RECORDS TO PROCESS:
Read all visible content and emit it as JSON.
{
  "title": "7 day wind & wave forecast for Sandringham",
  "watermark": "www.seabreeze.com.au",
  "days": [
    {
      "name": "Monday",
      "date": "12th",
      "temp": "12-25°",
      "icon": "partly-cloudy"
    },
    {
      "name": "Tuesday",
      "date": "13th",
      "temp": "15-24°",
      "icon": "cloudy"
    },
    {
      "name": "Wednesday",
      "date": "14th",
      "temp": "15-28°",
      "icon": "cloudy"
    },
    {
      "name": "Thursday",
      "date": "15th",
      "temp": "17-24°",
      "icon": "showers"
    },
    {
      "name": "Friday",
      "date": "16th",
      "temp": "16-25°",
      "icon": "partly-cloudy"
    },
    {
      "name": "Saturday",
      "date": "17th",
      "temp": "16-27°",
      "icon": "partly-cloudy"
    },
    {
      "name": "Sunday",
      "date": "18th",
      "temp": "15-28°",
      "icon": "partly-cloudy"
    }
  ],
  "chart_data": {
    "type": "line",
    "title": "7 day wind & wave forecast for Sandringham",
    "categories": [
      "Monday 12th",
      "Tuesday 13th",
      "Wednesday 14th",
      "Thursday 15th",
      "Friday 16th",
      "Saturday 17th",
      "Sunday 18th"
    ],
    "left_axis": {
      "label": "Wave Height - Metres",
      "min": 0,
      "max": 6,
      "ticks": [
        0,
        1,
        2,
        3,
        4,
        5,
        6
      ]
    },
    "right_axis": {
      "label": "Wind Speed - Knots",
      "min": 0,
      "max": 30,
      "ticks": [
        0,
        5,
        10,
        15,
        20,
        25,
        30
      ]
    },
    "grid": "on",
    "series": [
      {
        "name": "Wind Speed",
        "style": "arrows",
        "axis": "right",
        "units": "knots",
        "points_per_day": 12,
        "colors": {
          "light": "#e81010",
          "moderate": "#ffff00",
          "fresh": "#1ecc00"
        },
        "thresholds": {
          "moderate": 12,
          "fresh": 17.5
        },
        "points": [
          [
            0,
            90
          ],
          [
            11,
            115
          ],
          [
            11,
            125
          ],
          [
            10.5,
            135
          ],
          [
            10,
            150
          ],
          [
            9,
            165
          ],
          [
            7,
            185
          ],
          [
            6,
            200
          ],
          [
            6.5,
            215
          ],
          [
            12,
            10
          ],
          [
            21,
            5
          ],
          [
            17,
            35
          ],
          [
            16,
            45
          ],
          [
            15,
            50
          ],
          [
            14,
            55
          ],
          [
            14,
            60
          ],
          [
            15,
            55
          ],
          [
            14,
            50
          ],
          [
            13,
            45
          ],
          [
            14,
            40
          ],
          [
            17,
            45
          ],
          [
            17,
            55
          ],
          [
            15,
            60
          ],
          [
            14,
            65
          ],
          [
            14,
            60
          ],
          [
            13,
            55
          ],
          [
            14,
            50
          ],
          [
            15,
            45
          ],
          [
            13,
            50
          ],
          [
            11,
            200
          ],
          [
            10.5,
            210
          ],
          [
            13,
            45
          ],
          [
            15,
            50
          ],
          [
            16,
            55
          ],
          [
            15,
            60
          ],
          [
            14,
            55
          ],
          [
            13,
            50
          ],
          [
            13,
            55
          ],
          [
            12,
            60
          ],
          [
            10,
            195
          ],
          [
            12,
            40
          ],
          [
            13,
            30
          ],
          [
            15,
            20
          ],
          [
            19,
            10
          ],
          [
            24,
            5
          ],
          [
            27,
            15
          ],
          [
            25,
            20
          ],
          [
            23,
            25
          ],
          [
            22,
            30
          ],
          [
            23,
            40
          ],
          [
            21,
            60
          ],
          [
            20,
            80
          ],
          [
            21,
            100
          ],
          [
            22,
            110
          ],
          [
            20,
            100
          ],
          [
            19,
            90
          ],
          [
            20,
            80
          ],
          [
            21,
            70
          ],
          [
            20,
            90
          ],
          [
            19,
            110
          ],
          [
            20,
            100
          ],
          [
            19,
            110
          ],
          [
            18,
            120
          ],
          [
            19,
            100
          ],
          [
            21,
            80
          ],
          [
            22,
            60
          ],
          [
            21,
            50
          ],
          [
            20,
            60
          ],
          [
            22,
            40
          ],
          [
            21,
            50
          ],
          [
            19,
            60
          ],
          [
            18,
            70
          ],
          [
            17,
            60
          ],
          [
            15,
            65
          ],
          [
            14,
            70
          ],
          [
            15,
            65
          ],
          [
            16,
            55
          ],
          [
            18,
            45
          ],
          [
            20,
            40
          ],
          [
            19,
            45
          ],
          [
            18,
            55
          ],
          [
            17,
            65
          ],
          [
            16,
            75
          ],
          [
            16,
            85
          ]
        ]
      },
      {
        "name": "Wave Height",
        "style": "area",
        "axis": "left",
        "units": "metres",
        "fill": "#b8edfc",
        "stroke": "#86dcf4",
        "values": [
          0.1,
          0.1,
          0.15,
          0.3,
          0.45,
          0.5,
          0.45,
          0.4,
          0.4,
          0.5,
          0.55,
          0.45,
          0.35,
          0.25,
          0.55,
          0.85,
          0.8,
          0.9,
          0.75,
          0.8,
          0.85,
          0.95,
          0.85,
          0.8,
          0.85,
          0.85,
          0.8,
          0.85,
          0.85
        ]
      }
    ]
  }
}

WORK INSTRUCTIONS:
From the material above, copy each line that includes the word "Speed".

COMPLETED EXERCISE:
      "label": "Wind Speed - Knots",
        "name": "Wind Speed",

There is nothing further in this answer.